Data excerpts:
-- BEGIN --

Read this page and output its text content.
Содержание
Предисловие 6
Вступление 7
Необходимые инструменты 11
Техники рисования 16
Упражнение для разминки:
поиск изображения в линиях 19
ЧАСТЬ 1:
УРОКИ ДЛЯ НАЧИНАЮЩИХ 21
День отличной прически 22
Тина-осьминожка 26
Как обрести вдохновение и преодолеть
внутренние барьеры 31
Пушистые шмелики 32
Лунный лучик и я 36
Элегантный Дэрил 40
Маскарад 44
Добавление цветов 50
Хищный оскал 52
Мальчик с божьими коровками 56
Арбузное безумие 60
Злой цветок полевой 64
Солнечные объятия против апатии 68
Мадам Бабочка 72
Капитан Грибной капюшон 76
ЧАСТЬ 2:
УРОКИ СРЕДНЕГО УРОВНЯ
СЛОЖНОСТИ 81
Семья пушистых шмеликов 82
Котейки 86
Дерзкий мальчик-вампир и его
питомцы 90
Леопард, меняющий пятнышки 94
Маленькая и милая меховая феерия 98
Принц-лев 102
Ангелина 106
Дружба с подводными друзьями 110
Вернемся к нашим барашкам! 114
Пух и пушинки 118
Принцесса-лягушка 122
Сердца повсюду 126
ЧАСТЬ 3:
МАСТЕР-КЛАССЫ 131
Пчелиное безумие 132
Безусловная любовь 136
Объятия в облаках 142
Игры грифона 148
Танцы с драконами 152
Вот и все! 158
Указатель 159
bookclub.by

-- END --

* _PROBLEM_
Transcribe every line of the data, exactly as it stands.

* _SOLUTION FOR THIS PROBLEM_
Read this page and output its text content.
Содержание
Предисловие 6
Вступление 7
Необходимые инструменты 11
Техники рисования 16
Упражнение для разминки:
поиск изображения в линиях 19
ЧАСТЬ 1:
УРОКИ ДЛЯ НАЧИНАЮЩИХ 21
День отличной прически 22
Тина-осьминожка 26
Как обрести вдохновение и преодолеть
внутренние барьеры 31
Пушистые шмелики 32
Лунный лучик и я 36
Элегантный Дэрил 40
Маскарад 44
Добавление цветов 50
Хищный оскал 52
Мальчик с божьими коровками 56
Арбузное безумие 60
Злой цветок полевой 64
Солнечные объятия против апатии 68
Мадам Бабочка 72
Капитан Грибной капюшон 76
ЧАСТЬ 2:
УРОКИ СРЕДНЕГО УРОВНЯ
СЛОЖНОСТИ 81
Семья пушистых шмеликов 82
Котейки 86
Дерзкий мальчик-вампир и его
питомцы 90
Леопард, меняющий пятнышки 94
Маленькая и милая меховая феерия 98
Принц-лев 102
Ангелина 106
Дружба с подводными друзьями 110
Вернемся к нашим барашкам! 114
Пух и пушинки 118
Принцесса-лягушка 122
Сердца повсюду 126
ЧАСТЬ 3:
МАСТЕР-КЛАССЫ 131
Пчелиное безумие 132
Безусловная любовь 136
Объятия в облаках 142
Игры грифона 148
Танцы с драконами 152
Вот и все! 158
Указатель 159
bookclub.by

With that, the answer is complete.